#### THE INPUT

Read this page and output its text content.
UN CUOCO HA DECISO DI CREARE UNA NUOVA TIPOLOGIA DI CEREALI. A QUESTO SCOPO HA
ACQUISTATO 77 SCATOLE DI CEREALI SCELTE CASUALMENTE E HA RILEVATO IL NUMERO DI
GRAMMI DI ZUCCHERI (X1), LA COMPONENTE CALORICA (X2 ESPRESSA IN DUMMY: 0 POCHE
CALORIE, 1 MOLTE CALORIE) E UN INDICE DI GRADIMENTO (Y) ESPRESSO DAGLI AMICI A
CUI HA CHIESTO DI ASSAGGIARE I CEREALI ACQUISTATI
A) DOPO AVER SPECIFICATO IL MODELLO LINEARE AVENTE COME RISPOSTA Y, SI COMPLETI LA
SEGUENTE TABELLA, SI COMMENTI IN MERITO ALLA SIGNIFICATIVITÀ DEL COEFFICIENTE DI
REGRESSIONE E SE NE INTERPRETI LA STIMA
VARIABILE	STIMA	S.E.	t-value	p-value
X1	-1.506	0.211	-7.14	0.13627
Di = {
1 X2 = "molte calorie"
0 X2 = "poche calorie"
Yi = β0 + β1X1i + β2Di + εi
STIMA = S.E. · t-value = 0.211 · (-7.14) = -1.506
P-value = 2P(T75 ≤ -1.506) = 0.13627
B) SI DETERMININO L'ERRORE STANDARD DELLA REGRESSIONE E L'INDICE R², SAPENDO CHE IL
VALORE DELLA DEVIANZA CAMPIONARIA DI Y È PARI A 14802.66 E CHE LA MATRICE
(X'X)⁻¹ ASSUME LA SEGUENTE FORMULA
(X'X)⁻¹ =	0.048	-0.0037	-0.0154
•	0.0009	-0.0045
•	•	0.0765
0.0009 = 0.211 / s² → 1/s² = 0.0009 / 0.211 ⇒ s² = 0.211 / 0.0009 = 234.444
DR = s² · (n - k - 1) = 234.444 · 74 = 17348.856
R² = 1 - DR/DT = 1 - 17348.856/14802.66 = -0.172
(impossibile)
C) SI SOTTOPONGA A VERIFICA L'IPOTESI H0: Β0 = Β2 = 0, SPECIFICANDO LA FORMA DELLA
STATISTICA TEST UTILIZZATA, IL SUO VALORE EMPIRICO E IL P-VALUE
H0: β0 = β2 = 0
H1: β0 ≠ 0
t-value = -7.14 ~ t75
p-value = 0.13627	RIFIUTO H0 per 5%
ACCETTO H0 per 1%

########

- **GIVEN TASK**
Transcribe each entry exactly.

- **COMPLETED EXERCISE**
Read this page and output its text content.
UN CUOCO HA DECISO DI CREARE UNA NUOVA TIPOLOGIA DI CEREALI. A QUESTO SCOPO HA
ACQUISTATO 77 SCATOLE DI CEREALI SCELTE CASUALMENTE E HA RILEVATO IL NUMERO DI
GRAMMI DI ZUCCHERI (X1), LA COMPONENTE CALORICA (X2 ESPRESSA IN DUMMY: 0 POCHE
CALORIE, 1 MOLTE CALORIE) E UN INDICE DI GRADIMENTO (Y) ESPRESSO DAGLI AMICI A
CUI HA CHIESTO DI ASSAGGIARE I CEREALI ACQUISTATI
A) DOPO AVER SPECIFICATO IL MODELLO LINEARE AVENTE COME RISPOSTA Y, SI COMPLETI LA
SEGUENTE TABELLA, SI COMMENTI IN MERITO ALLA SIGNIFICATIVITÀ DEL COEFFICIENTE DI
REGRESSIONE E SE NE INTERPRETI LA STIMA
VARIABILE	STIMA	S.E.	t-value	p-value
X1	-1.506	0.211	-7.14	0.13627
Di = {
1 X2 = "molte calorie"
0 X2 = "poche calorie"
Yi = β0 + β1X1i + β2Di + εi
STIMA = S.E. · t-value = 0.211 · (-7.14) = -1.506
P-value = 2P(T75 ≤ -1.506) = 0.13627
B) SI DETERMININO L'ERRORE STANDARD DELLA REGRESSIONE E L'INDICE R², SAPENDO CHE IL
VALORE DELLA DEVIANZA CAMPIONARIA DI Y È PARI A 14802.66 E CHE LA MATRICE
(X'X)⁻¹ ASSUME LA SEGUENTE FORMULA
(X'X)⁻¹ =	0.048	-0.0037	-0.0154
•	0.0009	-0.0045
•	•	0.0765
0.0009 = 0.211 / s² → 1/s² = 0.0009 / 0.211 ⇒ s² = 0.211 / 0.0009 = 234.444
DR = s² · (n - k - 1) = 234.444 · 74 = 17348.856
R² = 1 - DR/DT = 1 - 17348.856/14802.66 = -0.172
(impossibile)
C) SI SOTTOPONGA A VERIFICA L'IPOTESI H0: Β0 = Β2 = 0, SPECIFICANDO LA FORMA DELLA
STATISTICA TEST UTILIZZATA, IL SUO VALORE EMPIRICO E IL P-VALUE
H0: β0 = β2 = 0
H1: β0 ≠ 0
t-value = -7.14 ~ t75
p-value = 0.13627	RIFIUTO H0 per 5%
ACCETTO H0 per 1%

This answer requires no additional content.